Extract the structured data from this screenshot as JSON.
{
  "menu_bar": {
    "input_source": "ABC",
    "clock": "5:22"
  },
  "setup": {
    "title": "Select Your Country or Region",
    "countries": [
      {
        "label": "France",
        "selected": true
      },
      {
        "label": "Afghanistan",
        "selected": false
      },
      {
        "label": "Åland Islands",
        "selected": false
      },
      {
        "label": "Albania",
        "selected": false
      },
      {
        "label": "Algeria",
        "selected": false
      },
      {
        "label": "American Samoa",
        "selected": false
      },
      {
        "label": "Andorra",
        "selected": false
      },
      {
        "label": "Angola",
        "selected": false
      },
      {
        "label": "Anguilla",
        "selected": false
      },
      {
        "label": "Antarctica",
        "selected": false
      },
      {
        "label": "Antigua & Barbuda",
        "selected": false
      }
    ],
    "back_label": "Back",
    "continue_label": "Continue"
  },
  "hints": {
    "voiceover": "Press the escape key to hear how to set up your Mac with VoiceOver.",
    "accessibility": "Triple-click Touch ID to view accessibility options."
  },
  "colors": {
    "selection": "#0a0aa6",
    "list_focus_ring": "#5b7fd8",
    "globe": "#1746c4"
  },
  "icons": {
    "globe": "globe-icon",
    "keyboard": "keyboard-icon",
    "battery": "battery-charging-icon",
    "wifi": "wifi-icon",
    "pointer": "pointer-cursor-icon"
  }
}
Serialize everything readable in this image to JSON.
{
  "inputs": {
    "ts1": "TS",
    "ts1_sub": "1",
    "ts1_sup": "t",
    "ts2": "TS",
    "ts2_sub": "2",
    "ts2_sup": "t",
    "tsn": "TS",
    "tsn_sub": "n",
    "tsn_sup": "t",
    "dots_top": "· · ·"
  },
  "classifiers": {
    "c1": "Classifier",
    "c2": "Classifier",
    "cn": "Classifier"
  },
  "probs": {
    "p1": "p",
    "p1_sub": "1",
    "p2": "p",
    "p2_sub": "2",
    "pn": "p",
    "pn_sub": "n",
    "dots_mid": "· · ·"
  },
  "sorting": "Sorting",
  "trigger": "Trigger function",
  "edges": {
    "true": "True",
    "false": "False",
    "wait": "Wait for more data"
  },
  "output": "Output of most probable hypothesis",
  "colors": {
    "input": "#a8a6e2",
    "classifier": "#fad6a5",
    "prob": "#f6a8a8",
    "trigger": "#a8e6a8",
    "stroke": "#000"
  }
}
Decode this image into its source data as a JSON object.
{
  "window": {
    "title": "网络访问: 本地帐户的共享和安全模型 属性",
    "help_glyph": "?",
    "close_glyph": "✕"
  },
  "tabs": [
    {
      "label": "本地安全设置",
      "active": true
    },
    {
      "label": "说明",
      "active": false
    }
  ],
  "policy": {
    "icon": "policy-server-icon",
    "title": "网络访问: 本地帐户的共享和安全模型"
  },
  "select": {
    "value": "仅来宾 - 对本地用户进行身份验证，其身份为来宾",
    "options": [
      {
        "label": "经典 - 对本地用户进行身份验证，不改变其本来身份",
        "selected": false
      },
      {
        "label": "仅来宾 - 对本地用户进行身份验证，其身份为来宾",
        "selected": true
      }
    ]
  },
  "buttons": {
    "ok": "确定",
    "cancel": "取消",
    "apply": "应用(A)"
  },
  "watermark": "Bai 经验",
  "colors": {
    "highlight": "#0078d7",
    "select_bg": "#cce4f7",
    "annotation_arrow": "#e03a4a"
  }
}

Goal of the exercise:
Output all records verbatim.

Output of the exercise:
Extract the structured data from this screenshot as JSON.
{
  "menu_bar": {
    "input_source": "ABC",
    "clock": "5:22"
  },
  "setup": {
    "title": "Select Your Country or Region",
    "countries": [
      {
        "label": "France",
        "selected": true
      },
      {
        "label": "Afghanistan",
        "selected": false
      },
      {
        "label": "Åland Islands",
        "selected": false
      },
      {
        "label": "Albania",
        "selected": false
      },
      {
        "label": "Algeria",
        "selected": false
      },
      {
        "label": "American Samoa",
        "selected": false
      },
      {
        "label": "Andorra",
        "selected": false
      },
      {
        "label": "Angola",
        "selected": false
      },
      {
        "label": "Anguilla",
        "selected": false
      },
      {
        "label": "Antarctica",
        "selected": false
      },
      {
        "label": "Antigua & Barbuda",
        "selected": false
      }
    ],
    "back_label": "Back",
    "continue_label": "Continue"
  },
  "hints": {
    "voiceover": "Press the escape key to hear how to set up your Mac with VoiceOver.",
    "accessibility": "Triple-click Touch ID to view accessibility options."
  },
  "colors": {
    "selection": "#0a0aa6",
    "list_focus_ring": "#5b7fd8",
    "globe": "#1746c4"
  },
  "icons": {
    "globe": "globe-icon",
    "keyboard": "keyboard-icon",
    "battery": "battery-charging-icon",
    "wifi": "wifi-icon",
    "pointer": "pointer-cursor-icon"
  }
}
Serialize everything readable in this image to JSON.
{
  "inputs": {
    "ts1": "TS",
    "ts1_sub": "1",
    "ts1_sup": "t",
    "ts2": "TS",
    "ts2_sub": "2",
    "ts2_sup": "t",
    "tsn": "TS",
    "tsn_sub": "n",
    "tsn_sup": "t",
    "dots_top": "· · ·"
  },
  "classifiers": {
    "c1": "Classifier",
    "c2": "Classifier",
    "cn": "Classifier"
  },
  "probs": {
    "p1": "p",
    "p1_sub": "1",
    "p2": "p",
    "p2_sub": "2",
    "pn": "p",
    "pn_sub": "n",
    "dots_mid": "· · ·"
  },
  "sorting": "Sorting",
  "trigger": "Trigger function",
  "edges": {
    "true": "True",
    "false": "False",
    "wait": "Wait for more data"
  },
  "output": "Output of most probable hypothesis",
  "colors": {
    "input": "#a8a6e2",
    "classifier": "#fad6a5",
    "prob": "#f6a8a8",
    "trigger": "#a8e6a8",
    "stroke": "#000"
  }
}
Decode this image into its source data as a JSON object.
{
  "window": {
    "title": "网络访问: 本地帐户的共享和安全模型 属性",
    "help_glyph": "?",
    "close_glyph": "✕"
  },
  "tabs": [
    {
      "label": "本地安全设置",
      "active": true
    },
    {
      "label": "说明",
      "active": false
    }
  ],
  "policy": {
    "icon": "policy-server-icon",
    "title": "网络访问: 本地帐户的共享和安全模型"
  },
  "select": {
    "value": "仅来宾 - 对本地用户进行身份验证，其身份为来宾",
    "options": [
      {
        "label": "经典 - 对本地用户进行身份验证，不改变其本来身份",
        "selected": false
      },
      {
        "label": "仅来宾 - 对本地用户进行身份验证，其身份为来宾",
        "selected": true
      }
    ]
  },
  "buttons": {
    "ok": "确定",
    "cancel": "取消",
    "apply": "应用(A)"
  },
  "watermark": "Bai 经验",
  "colors": {
    "highlight": "#0078d7",
    "select_bg": "#cce4f7",
    "annotation_arrow": "#e03a4a"
  }
}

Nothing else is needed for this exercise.